"""

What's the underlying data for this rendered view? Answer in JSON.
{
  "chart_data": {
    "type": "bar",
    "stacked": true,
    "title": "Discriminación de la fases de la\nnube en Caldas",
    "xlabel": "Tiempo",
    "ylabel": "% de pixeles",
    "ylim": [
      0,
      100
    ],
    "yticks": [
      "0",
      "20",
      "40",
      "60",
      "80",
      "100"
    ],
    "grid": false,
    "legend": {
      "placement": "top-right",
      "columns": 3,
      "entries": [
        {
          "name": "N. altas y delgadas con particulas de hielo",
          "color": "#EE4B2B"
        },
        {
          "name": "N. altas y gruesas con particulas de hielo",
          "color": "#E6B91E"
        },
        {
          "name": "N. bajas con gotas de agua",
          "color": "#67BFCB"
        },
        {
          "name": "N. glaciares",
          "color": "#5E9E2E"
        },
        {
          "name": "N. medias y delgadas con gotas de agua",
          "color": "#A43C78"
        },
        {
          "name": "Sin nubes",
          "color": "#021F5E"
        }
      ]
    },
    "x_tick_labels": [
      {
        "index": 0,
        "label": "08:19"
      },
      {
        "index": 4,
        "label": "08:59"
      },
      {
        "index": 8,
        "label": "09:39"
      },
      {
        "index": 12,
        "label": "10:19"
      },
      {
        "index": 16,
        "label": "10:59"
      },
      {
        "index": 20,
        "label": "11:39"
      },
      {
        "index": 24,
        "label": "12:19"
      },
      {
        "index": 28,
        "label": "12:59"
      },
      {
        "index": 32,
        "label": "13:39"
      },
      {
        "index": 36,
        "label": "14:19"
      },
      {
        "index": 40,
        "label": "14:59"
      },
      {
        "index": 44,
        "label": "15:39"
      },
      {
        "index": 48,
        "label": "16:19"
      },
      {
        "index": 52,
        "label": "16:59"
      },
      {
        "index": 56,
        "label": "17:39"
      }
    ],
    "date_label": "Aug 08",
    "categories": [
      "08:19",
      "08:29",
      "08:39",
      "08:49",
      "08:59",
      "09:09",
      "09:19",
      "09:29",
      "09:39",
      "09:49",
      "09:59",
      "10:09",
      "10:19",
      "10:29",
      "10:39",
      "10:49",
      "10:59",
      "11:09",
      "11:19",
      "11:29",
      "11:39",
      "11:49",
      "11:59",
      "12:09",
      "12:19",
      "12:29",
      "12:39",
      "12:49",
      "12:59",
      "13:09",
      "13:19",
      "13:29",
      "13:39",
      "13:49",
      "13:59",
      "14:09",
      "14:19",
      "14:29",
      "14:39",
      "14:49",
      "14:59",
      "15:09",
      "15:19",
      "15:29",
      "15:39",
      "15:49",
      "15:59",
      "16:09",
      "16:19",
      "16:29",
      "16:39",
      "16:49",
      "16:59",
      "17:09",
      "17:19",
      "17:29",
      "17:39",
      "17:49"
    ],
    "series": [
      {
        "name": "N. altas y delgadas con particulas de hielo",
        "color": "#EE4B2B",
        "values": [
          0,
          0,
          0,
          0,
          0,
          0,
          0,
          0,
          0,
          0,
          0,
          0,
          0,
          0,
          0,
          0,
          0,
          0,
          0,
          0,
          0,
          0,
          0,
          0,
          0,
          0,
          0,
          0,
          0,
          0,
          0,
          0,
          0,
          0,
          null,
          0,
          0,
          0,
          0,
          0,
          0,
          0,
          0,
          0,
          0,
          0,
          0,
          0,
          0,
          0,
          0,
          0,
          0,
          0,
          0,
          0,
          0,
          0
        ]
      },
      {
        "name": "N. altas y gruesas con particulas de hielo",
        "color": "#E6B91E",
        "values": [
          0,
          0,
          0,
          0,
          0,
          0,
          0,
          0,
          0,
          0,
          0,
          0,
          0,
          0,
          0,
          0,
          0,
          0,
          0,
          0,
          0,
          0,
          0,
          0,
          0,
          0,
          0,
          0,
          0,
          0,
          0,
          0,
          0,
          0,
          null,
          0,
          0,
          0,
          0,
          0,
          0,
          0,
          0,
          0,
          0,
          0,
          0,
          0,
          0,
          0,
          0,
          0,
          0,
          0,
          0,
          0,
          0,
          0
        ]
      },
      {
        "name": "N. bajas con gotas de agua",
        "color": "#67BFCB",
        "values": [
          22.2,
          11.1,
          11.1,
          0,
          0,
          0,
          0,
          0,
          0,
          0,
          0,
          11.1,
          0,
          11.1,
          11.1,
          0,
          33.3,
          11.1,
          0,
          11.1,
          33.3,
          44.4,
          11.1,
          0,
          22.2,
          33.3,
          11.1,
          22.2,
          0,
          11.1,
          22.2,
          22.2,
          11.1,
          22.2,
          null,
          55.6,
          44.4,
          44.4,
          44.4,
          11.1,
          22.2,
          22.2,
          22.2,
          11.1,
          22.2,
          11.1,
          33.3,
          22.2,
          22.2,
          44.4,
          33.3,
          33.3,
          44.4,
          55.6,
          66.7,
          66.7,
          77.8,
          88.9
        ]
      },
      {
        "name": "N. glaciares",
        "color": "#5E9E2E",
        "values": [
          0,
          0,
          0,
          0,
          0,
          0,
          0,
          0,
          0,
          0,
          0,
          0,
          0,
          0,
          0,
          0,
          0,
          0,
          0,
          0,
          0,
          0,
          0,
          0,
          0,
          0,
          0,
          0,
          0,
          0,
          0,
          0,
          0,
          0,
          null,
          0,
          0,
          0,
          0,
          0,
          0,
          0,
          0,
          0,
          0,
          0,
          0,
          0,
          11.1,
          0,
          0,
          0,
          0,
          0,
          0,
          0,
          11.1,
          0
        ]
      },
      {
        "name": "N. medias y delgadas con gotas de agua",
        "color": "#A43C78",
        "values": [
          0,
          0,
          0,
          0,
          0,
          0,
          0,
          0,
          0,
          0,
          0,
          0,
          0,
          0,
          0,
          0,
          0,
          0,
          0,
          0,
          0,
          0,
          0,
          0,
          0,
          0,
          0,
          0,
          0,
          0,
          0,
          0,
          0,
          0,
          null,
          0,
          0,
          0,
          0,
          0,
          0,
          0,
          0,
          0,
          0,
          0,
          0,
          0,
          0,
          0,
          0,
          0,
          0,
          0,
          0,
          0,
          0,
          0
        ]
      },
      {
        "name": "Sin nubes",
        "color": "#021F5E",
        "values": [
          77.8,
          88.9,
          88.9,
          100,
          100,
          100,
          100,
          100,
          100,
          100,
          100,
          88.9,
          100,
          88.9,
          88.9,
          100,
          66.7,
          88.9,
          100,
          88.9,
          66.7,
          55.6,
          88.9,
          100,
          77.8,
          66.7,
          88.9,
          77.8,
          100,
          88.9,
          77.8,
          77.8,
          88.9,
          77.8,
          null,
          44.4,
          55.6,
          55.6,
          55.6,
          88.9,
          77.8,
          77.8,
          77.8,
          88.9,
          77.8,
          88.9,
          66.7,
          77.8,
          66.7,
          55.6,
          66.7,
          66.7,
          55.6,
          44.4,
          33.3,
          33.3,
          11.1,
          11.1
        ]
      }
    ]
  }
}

"""

* Problem
The data above must be returned in full, exactly as written.

* Solution to this problem
What's the underlying data for this rendered view? Answer in JSON.
{
  "chart_data": {
    "type": "bar",
    "stacked": true,
    "title": "Discriminación de la fases de la\nnube en Caldas",
    "xlabel": "Tiempo",
    "ylabel": "% de pixeles",
    "ylim": [
      0,
      100
    ],
    "yticks": [
      "0",
      "20",
      "40",
      "60",
      "80",
      "100"
    ],
    "grid": false,
    "legend": {
      "placement": "top-right",
      "columns": 3,
      "entries": [
        {
          "name": "N. altas y delgadas con particulas de hielo",
          "color": "#EE4B2B"
        },
        {
          "name": "N. altas y gruesas con particulas de hielo",
          "color": "#E6B91E"
        },
        {
          "name": "N. bajas con gotas de agua",
          "color": "#67BFCB"
        },
        {
          "name": "N. glaciares",
          "color": "#5E9E2E"
        },
        {
          "name": "N. medias y delgadas con gotas de agua",
          "color": "#A43C78"
        },
        {
          "name": "Sin nubes",
          "color": "#021F5E"
        }
      ]
    },
    "x_tick_labels": [
      {
        "index": 0,
        "label": "08:19"
      },
      {
        "index": 4,
        "label": "08:59"
      },
      {
        "index": 8,
        "label": "09:39"
      },
      {
        "index": 12,
        "label": "10:19"
      },
      {
        "index": 16,
        "label": "10:59"
      },
      {
        "index": 20,
        "label": "11:39"
      },
      {
        "index": 24,
        "label": "12:19"
      },
      {
        "index": 28,
        "label": "12:59"
      },
      {
        "index": 32,
        "label": "13:39"
      },
      {
        "index": 36,
        "label": "14:19"
      },
      {
        "index": 40,
        "label": "14:59"
      },
      {
        "index": 44,
        "label": "15:39"
      },
      {
        "index": 48,
        "label": "16:19"
      },
      {
        "index": 52,
        "label": "16:59"
      },
      {
        "index": 56,
        "label": "17:39"
      }
    ],
    "date_label": "Aug 08",
    "categories": [
      "08:19",
      "08:29",
      "08:39",
      "08:49",
      "08:59",
      "09:09",
      "09:19",
      "09:29",
      "09:39",
      "09:49",
      "09:59",
      "10:09",
      "10:19",
      "10:29",
      "10:39",
      "10:49",
      "10:59",
      "11:09",
      "11:19",
      "11:29",
      "11:39",
      "11:49",
      "11:59",
      "12:09",
      "12:19",
      "12:29",
      "12:39",
      "12:49",
      "12:59",
      "13:09",
      "13:19",
      "13:29",
      "13:39",
      "13:49",
      "13:59",
      "14:09",
      "14:19",
      "14:29",
      "14:39",
      "14:49",
      "14:59",
      "15:09",
      "15:19",
      "15:29",
      "15:39",
      "15:49",
      "15:59",
      "16:09",
      "16:19",
      "16:29",
      "16:39",
      "16:49",
      "16:59",
      "17:09",
      "17:19",
      "17:29",
      "17:39",
      "17:49"
    ],
    "series": [
      {
        "name": "N. altas y delgadas con particulas de hielo",
        "color": "#EE4B2B",
        "values": [
          0,
          0,
          0,
          0,
          0,
          0,
          0,
          0,
          0,
          0,
          0,
          0,
          0,
          0,
          0,
          0,
          0,
          0,
          0,
          0,
          0,
          0,
          0,
          0,
          0,
          0,
          0,
          0,
          0,
          0,
          0,
          0,
          0,
          0,
          null,
          0,
          0,
          0,
          0,
          0,
          0,
          0,
          0,
          0,
          0,
          0,
          0,
          0,
          0,
          0,
          0,
          0,
          0,
          0,
          0,
          0,
          0,
          0
        ]
      },
      {
        "name": "N. altas y gruesas con particulas de hielo",
        "color": "#E6B91E",
        "values": [
          0,
          0,
          0,
          0,
          0,
          0,
          0,
          0,
          0,
          0,
          0,
          0,
          0,
          0,
          0,
          0,
          0,
          0,
          0,
          0,
          0,
          0,
          0,
          0,
          0,
          0,
          0,
          0,
          0,
          0,
          0,
          0,
          0,
          0,
          null,
          0,
          0,
          0,
          0,
          0,
          0,
          0,
          0,
          0,
          0,
          0,
          0,
          0,
          0,
          0,
          0,
          0,
          0,
          0,
          0,
          0,
          0,
          0
        ]
      },
      {
        "name": "N. bajas con gotas de agua",
        "color": "#67BFCB",
        "values": [
          22.2,
          11.1,
          11.1,
          0,
          0,
          0,
          0,
          0,
          0,
          0,
          0,
          11.1,
          0,
          11.1,
          11.1,
          0,
          33.3,
          11.1,
          0,
          11.1,
          33.3,
          44.4,
          11.1,
          0,
          22.2,
          33.3,
          11.1,
          22.2,
          0,
          11.1,
          22.2,
          22.2,
          11.1,
          22.2,
          null,
          55.6,
          44.4,
          44.4,
          44.4,
          11.1,
          22.2,
          22.2,
          22.2,
          11.1,
          22.2,
          11.1,
          33.3,
          22.2,
          22.2,
          44.4,
          33.3,
          33.3,
          44.4,
          55.6,
          66.7,
          66.7,
          77.8,
          88.9
        ]
      },
      {
        "name": "N. glaciares",
        "color": "#5E9E2E",
        "values": [
          0,
          0,
          0,
          0,
          0,
          0,
          0,
          0,
          0,
          0,
          0,
          0,
          0,
          0,
          0,
          0,
          0,
          0,
          0,
          0,
          0,
          0,
          0,
          0,
          0,
          0,
          0,
          0,
          0,
          0,
          0,
          0,
          0,
          0,
          null,
          0,
          0,
          0,
          0,
          0,
          0,
          0,
          0,
          0,
          0,
          0,
          0,
          0,
          11.1,
          0,
          0,
          0,
          0,
          0,
          0,
          0,
          11.1,
          0
        ]
      },
      {
        "name": "N. medias y delgadas con gotas de agua",
        "color": "#A43C78",
        "values": [
          0,
          0,
          0,
          0,
          0,
          0,
          0,
          0,
          0,
          0,
          0,
          0,
          0,
          0,
          0,
          0,
          0,
          0,
          0,
          0,
          0,
          0,
          0,
          0,
          0,
          0,
          0,
          0,
          0,
          0,
          0,
          0,
          0,
          0,
          null,
          0,
          0,
          0,
          0,
          0,
          0,
          0,
          0,
          0,
          0,
          0,
          0,
          0,
          0,
          0,
          0,
          0,
          0,
          0,
          0,
          0,
          0,
          0
        ]
      },
      {
        "name": "Sin nubes",
        "color": "#021F5E",
        "values": [
          77.8,
          88.9,
          88.9,
          100,
          100,
          100,
          100,
          100,
          100,
          100,
          100,
          88.9,
          100,
          88.9,
          88.9,
          100,
          66.7,
          88.9,
          100,
          88.9,
          66.7,
          55.6,
          88.9,
          100,
          77.8,
          66.7,
          88.9,
          77.8,
          100,
          88.9,
          77.8,
          77.8,
          88.9,
          77.8,
          null,
          44.4,
          55.6,
          55.6,
          55.6,
          88.9,
          77.8,
          77.8,
          77.8,
          88.9,
          77.8,
          88.9,
          66.7,
          77.8,
          66.7,
          55.6,
          66.7,
          66.7,
          55.6,
          44.4,
          33.3,
          33.3,
          11.1,
          11.1
        ]
      }
    ]
  }
}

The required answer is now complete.